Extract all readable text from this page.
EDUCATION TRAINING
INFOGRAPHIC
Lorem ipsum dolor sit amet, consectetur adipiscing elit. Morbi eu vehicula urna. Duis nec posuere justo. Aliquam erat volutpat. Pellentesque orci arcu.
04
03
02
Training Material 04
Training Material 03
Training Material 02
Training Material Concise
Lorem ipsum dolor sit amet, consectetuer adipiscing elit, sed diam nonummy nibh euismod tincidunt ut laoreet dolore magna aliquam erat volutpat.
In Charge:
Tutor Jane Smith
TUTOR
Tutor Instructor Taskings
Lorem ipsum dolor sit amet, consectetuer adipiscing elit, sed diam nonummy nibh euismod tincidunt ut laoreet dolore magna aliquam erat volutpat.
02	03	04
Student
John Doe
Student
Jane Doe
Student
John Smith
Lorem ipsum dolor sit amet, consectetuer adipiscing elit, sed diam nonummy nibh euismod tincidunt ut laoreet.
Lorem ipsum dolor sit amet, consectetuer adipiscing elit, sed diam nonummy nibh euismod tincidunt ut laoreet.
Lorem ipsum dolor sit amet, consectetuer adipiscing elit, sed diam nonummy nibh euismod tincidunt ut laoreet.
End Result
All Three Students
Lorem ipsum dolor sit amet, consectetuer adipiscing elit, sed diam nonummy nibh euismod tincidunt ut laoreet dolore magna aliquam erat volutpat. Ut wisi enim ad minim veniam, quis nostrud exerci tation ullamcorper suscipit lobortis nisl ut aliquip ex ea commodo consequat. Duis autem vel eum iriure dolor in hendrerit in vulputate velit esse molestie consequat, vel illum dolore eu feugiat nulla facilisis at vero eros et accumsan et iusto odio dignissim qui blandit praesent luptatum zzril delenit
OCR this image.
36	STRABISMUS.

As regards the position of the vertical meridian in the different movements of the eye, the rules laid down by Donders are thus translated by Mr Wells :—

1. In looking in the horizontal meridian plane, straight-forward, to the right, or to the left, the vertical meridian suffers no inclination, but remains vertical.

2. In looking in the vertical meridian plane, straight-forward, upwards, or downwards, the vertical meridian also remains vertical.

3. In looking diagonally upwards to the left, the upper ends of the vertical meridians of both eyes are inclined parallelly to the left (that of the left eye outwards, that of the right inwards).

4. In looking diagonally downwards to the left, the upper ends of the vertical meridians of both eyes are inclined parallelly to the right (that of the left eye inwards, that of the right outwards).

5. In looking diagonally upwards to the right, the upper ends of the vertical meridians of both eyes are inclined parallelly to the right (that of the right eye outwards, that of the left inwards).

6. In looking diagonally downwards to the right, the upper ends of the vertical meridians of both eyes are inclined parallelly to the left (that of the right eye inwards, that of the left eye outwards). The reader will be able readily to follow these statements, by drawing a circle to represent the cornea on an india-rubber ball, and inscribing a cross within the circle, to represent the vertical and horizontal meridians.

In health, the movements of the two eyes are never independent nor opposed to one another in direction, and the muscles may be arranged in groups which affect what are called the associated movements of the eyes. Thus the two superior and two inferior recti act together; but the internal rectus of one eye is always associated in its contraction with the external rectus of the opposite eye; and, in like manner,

========================

Every line above needs to be retyped exactly.

PROBLEM SOLUTION:
Extract all readable text from this page.
EDUCATION TRAINING
INFOGRAPHIC
Lorem ipsum dolor sit amet, consectetur adipiscing elit. Morbi eu vehicula urna. Duis nec posuere justo. Aliquam erat volutpat. Pellentesque orci arcu.
04
03
02
Training Material 04
Training Material 03
Training Material 02
Training Material Concise
Lorem ipsum dolor sit amet, consectetuer adipiscing elit, sed diam nonummy nibh euismod tincidunt ut laoreet dolore magna aliquam erat volutpat.
In Charge:
Tutor Jane Smith
TUTOR
Tutor Instructor Taskings
Lorem ipsum dolor sit amet, consectetuer adipiscing elit, sed diam nonummy nibh euismod tincidunt ut laoreet dolore magna aliquam erat volutpat.
02	03	04
Student
John Doe
Student
Jane Doe
Student
John Smith
Lorem ipsum dolor sit amet, consectetuer adipiscing elit, sed diam nonummy nibh euismod tincidunt ut laoreet.
Lorem ipsum dolor sit amet, consectetuer adipiscing elit, sed diam nonummy nibh euismod tincidunt ut laoreet.
Lorem ipsum dolor sit amet, consectetuer adipiscing elit, sed diam nonummy nibh euismod tincidunt ut laoreet.
End Result
All Three Students
Lorem ipsum dolor sit amet, consectetuer adipiscing elit, sed diam nonummy nibh euismod tincidunt ut laoreet dolore magna aliquam erat volutpat. Ut wisi enim ad minim veniam, quis nostrud exerci tation ullamcorper suscipit lobortis nisl ut aliquip ex ea commodo consequat. Duis autem vel eum iriure dolor in hendrerit in vulputate velit esse molestie consequat, vel illum dolore eu feugiat nulla facilisis at vero eros et accumsan et iusto odio dignissim qui blandit praesent luptatum zzril delenit
OCR this image.
36	STRABISMUS.

As regards the position of the vertical meridian in the different movements of the eye, the rules laid down by Donders are thus translated by Mr Wells :—

1. In looking in the horizontal meridian plane, straight-forward, to the right, or to the left, the vertical meridian suffers no inclination, but remains vertical.

2. In looking in the vertical meridian plane, straight-forward, upwards, or downwards, the vertical meridian also remains vertical.

3. In looking diagonally upwards to the left, the upper ends of the vertical meridians of both eyes are inclined parallelly to the left (that of the left eye outwards, that of the right inwards).

4. In looking diagonally downwards to the left, the upper ends of the vertical meridians of both eyes are inclined parallelly to the right (that of the left eye inwards, that of the right outwards).

5. In looking diagonally upwards to the right, the upper ends of the vertical meridians of both eyes are inclined parallelly to the right (that of the right eye outwards, that of the left inwards).

6. In looking diagonally downwards to the right, the upper ends of the vertical meridians of both eyes are inclined parallelly to the left (that of the right eye inwards, that of the left eye outwards). The reader will be able readily to follow these statements, by drawing a circle to represent the cornea on an india-rubber ball, and inscribing a cross within the circle, to represent the vertical and horizontal meridians.

In health, the movements of the two eyes are never independent nor opposed to one another in direction, and the muscles may be arranged in groups which affect what are called the associated movements of the eyes. Thus the two superior and two inferior recti act together; but the internal rectus of one eye is always associated in its contraction with the external rectus of the opposite eye; and, in like manner,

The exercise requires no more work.